**Rows from a dataset:**
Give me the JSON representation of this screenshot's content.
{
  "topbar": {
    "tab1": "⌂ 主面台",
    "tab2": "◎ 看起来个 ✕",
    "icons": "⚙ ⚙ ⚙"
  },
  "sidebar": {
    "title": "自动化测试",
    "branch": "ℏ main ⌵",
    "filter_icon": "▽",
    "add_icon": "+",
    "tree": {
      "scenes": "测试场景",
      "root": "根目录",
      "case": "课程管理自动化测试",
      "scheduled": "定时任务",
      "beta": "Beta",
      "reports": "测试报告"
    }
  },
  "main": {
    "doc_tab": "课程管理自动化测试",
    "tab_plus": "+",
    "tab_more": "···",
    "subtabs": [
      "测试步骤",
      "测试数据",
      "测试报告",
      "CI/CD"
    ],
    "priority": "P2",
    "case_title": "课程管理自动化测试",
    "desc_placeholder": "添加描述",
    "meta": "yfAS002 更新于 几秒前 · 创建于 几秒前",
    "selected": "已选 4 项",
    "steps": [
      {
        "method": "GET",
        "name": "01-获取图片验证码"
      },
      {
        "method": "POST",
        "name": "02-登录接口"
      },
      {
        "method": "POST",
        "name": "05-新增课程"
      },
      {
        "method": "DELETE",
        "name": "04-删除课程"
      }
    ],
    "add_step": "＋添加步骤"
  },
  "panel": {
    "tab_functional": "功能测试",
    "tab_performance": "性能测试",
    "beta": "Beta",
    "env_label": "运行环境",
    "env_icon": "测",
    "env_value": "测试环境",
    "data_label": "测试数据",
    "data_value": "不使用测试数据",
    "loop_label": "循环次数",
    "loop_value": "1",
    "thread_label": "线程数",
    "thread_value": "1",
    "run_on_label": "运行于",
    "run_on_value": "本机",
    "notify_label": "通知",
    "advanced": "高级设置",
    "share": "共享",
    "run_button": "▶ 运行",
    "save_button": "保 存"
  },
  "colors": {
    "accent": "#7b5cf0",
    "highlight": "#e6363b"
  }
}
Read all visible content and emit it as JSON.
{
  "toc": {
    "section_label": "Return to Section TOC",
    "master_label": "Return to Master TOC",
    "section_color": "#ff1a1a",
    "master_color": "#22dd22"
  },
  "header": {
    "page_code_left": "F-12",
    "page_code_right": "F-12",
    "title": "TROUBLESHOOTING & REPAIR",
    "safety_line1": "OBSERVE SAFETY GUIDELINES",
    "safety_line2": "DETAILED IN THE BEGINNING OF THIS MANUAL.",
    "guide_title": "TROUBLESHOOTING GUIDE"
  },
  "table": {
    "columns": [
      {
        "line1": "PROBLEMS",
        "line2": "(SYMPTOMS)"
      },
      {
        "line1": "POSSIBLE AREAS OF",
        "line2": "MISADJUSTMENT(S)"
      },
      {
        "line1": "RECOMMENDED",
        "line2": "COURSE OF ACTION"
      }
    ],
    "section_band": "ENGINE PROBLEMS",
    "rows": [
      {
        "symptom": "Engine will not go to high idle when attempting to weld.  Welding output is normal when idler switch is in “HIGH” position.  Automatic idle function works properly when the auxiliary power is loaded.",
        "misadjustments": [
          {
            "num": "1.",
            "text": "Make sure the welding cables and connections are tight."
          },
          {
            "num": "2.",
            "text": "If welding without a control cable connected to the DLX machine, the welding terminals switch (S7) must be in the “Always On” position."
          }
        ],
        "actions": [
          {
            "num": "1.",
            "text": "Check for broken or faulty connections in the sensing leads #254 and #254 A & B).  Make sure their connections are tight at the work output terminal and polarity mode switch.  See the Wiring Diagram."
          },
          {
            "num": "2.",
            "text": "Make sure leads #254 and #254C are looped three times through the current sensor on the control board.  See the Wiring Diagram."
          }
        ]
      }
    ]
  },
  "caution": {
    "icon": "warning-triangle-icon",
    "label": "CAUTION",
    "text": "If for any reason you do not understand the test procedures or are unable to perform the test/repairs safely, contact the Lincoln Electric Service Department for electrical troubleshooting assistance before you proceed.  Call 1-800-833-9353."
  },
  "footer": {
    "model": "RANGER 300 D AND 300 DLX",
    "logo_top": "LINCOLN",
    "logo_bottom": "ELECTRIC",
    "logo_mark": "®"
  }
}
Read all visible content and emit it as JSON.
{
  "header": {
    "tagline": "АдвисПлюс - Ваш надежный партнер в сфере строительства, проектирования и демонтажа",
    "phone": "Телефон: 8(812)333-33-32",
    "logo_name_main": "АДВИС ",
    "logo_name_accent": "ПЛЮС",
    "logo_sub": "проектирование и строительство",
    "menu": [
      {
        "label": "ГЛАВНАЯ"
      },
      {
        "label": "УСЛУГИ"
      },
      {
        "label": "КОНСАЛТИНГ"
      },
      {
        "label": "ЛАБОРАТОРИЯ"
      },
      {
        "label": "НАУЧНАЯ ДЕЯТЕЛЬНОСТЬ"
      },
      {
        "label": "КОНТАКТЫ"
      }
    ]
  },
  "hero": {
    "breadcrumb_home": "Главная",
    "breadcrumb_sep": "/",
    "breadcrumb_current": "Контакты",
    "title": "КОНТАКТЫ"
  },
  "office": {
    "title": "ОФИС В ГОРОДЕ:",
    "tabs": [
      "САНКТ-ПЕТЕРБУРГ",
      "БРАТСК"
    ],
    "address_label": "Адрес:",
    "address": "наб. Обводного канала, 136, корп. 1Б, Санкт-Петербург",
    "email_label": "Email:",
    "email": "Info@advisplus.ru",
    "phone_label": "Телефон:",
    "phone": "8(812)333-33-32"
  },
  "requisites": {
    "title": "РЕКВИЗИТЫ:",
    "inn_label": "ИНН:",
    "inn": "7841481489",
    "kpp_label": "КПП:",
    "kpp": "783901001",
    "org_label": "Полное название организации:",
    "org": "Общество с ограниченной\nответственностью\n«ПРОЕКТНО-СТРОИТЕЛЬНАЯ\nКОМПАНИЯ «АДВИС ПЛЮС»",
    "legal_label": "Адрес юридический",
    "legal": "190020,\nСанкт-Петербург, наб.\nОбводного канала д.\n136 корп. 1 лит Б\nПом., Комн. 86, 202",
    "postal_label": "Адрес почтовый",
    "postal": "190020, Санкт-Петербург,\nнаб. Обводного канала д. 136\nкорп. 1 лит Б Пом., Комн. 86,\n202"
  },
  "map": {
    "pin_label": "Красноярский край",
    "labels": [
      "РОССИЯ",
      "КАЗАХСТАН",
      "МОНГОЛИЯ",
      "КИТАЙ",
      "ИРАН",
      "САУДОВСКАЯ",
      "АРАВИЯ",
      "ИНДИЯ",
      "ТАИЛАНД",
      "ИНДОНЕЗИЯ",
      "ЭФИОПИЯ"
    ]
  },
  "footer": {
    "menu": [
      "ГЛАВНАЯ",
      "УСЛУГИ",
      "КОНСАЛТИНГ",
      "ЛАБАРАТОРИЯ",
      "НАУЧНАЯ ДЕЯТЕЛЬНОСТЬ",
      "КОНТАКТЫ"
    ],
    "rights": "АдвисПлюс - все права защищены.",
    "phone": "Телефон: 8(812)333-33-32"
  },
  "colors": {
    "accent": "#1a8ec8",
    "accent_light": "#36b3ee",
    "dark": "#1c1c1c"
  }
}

**Set problem:**
Reproduce all of the data exactly as given.

**Written reply:**
Give me the JSON representation of this screenshot's content.
{
  "topbar": {
    "tab1": "⌂ 主面台",
    "tab2": "◎ 看起来个 ✕",
    "icons": "⚙ ⚙ ⚙"
  },
  "sidebar": {
    "title": "自动化测试",
    "branch": "ℏ main ⌵",
    "filter_icon": "▽",
    "add_icon": "+",
    "tree": {
      "scenes": "测试场景",
      "root": "根目录",
      "case": "课程管理自动化测试",
      "scheduled": "定时任务",
      "beta": "Beta",
      "reports": "测试报告"
    }
  },
  "main": {
    "doc_tab": "课程管理自动化测试",
    "tab_plus": "+",
    "tab_more": "···",
    "subtabs": [
      "测试步骤",
      "测试数据",
      "测试报告",
      "CI/CD"
    ],
    "priority": "P2",
    "case_title": "课程管理自动化测试",
    "desc_placeholder": "添加描述",
    "meta": "yfAS002 更新于 几秒前 · 创建于 几秒前",
    "selected": "已选 4 项",
    "steps": [
      {
        "method": "GET",
        "name": "01-获取图片验证码"
      },
      {
        "method": "POST",
        "name": "02-登录接口"
      },
      {
        "method": "POST",
        "name": "05-新增课程"
      },
      {
        "method": "DELETE",
        "name": "04-删除课程"
      }
    ],
    "add_step": "＋添加步骤"
  },
  "panel": {
    "tab_functional": "功能测试",
    "tab_performance": "性能测试",
    "beta": "Beta",
    "env_label": "运行环境",
    "env_icon": "测",
    "env_value": "测试环境",
    "data_label": "测试数据",
    "data_value": "不使用测试数据",
    "loop_label": "循环次数",
    "loop_value": "1",
    "thread_label": "线程数",
    "thread_value": "1",
    "run_on_label": "运行于",
    "run_on_value": "本机",
    "notify_label": "通知",
    "advanced": "高级设置",
    "share": "共享",
    "run_button": "▶ 运行",
    "save_button": "保 存"
  },
  "colors": {
    "accent": "#7b5cf0",
    "highlight": "#e6363b"
  }
}
Read all visible content and emit it as JSON.
{
  "toc": {
    "section_label": "Return to Section TOC",
    "master_label": "Return to Master TOC",
    "section_color": "#ff1a1a",
    "master_color": "#22dd22"
  },
  "header": {
    "page_code_left": "F-12",
    "page_code_right": "F-12",
    "title": "TROUBLESHOOTING & REPAIR",
    "safety_line1": "OBSERVE SAFETY GUIDELINES",
    "safety_line2": "DETAILED IN THE BEGINNING OF THIS MANUAL.",
    "guide_title": "TROUBLESHOOTING GUIDE"
  },
  "table": {
    "columns": [
      {
        "line1": "PROBLEMS",
        "line2": "(SYMPTOMS)"
      },
      {
        "line1": "POSSIBLE AREAS OF",
        "line2": "MISADJUSTMENT(S)"
      },
      {
        "line1": "RECOMMENDED",
        "line2": "COURSE OF ACTION"
      }
    ],
    "section_band": "ENGINE PROBLEMS",
    "rows": [
      {
        "symptom": "Engine will not go to high idle when attempting to weld.  Welding output is normal when idler switch is in “HIGH” position.  Automatic idle function works properly when the auxiliary power is loaded.",
        "misadjustments": [
          {
            "num": "1.",
            "text": "Make sure the welding cables and connections are tight."
          },
          {
            "num": "2.",
            "text": "If welding without a control cable connected to the DLX machine, the welding terminals switch (S7) must be in the “Always On” position."
          }
        ],
        "actions": [
          {
            "num": "1.",
            "text": "Check for broken or faulty connections in the sensing leads #254 and #254 A & B).  Make sure their connections are tight at the work output terminal and polarity mode switch.  See the Wiring Diagram."
          },
          {
            "num": "2.",
            "text": "Make sure leads #254 and #254C are looped three times through the current sensor on the control board.  See the Wiring Diagram."
          }
        ]
      }
    ]
  },
  "caution": {
    "icon": "warning-triangle-icon",
    "label": "CAUTION",
    "text": "If for any reason you do not understand the test procedures or are unable to perform the test/repairs safely, contact the Lincoln Electric Service Department for electrical troubleshooting assistance before you proceed.  Call 1-800-833-9353."
  },
  "footer": {
    "model": "RANGER 300 D AND 300 DLX",
    "logo_top": "LINCOLN",
    "logo_bottom": "ELECTRIC",
    "logo_mark": "®"
  }
}
Read all visible content and emit it as JSON.
{
  "header": {
    "tagline": "АдвисПлюс - Ваш надежный партнер в сфере строительства, проектирования и демонтажа",
    "phone": "Телефон: 8(812)333-33-32",
    "logo_name_main": "АДВИС ",
    "logo_name_accent": "ПЛЮС",
    "logo_sub": "проектирование и строительство",
    "menu": [
      {
        "label": "ГЛАВНАЯ"
      },
      {
        "label": "УСЛУГИ"
      },
      {
        "label": "КОНСАЛТИНГ"
      },
      {
        "label": "ЛАБОРАТОРИЯ"
      },
      {
        "label": "НАУЧНАЯ ДЕЯТЕЛЬНОСТЬ"
      },
      {
        "label": "КОНТАКТЫ"
      }
    ]
  },
  "hero": {
    "breadcrumb_home": "Главная",
    "breadcrumb_sep": "/",
    "breadcrumb_current": "Контакты",
    "title": "КОНТАКТЫ"
  },
  "office": {
    "title": "ОФИС В ГОРОДЕ:",
    "tabs": [
      "САНКТ-ПЕТЕРБУРГ",
      "БРАТСК"
    ],
    "address_label": "Адрес:",
    "address": "наб. Обводного канала, 136, корп. 1Б, Санкт-Петербург",
    "email_label": "Email:",
    "email": "Info@advisplus.ru",
    "phone_label": "Телефон:",
    "phone": "8(812)333-33-32"
  },
  "requisites": {
    "title": "РЕКВИЗИТЫ:",
    "inn_label": "ИНН:",
    "inn": "7841481489",
    "kpp_label": "КПП:",
    "kpp": "783901001",
    "org_label": "Полное название организации:",
    "org": "Общество с ограниченной\nответственностью\n«ПРОЕКТНО-СТРОИТЕЛЬНАЯ\nКОМПАНИЯ «АДВИС ПЛЮС»",
    "legal_label": "Адрес юридический",
    "legal": "190020,\nСанкт-Петербург, наб.\nОбводного канала д.\n136 корп. 1 лит Б\nПом., Комн. 86, 202",
    "postal_label": "Адрес почтовый",
    "postal": "190020, Санкт-Петербург,\nнаб. Обводного канала д. 136\nкорп. 1 лит Б Пом., Комн. 86,\n202"
  },
  "map": {
    "pin_label": "Красноярский край",
    "labels": [
      "РОССИЯ",
      "КАЗАХСТАН",
      "МОНГОЛИЯ",
      "КИТАЙ",
      "ИРАН",
      "САУДОВСКАЯ",
      "АРАВИЯ",
      "ИНДИЯ",
      "ТАИЛАНД",
      "ИНДОНЕЗИЯ",
      "ЭФИОПИЯ"
    ]
  },
  "footer": {
    "menu": [
      "ГЛАВНАЯ",
      "УСЛУГИ",
      "КОНСАЛТИНГ",
      "ЛАБАРАТОРИЯ",
      "НАУЧНАЯ ДЕЯТЕЛЬНОСТЬ",
      "КОНТАКТЫ"
    ],
    "rights": "АдвисПлюс - все права защищены.",
    "phone": "Телефон: 8(812)333-33-32"
  },
  "colors": {
    "accent": "#1a8ec8",
    "accent_light": "#36b3ee",
    "dark": "#1c1c1c"
  }
}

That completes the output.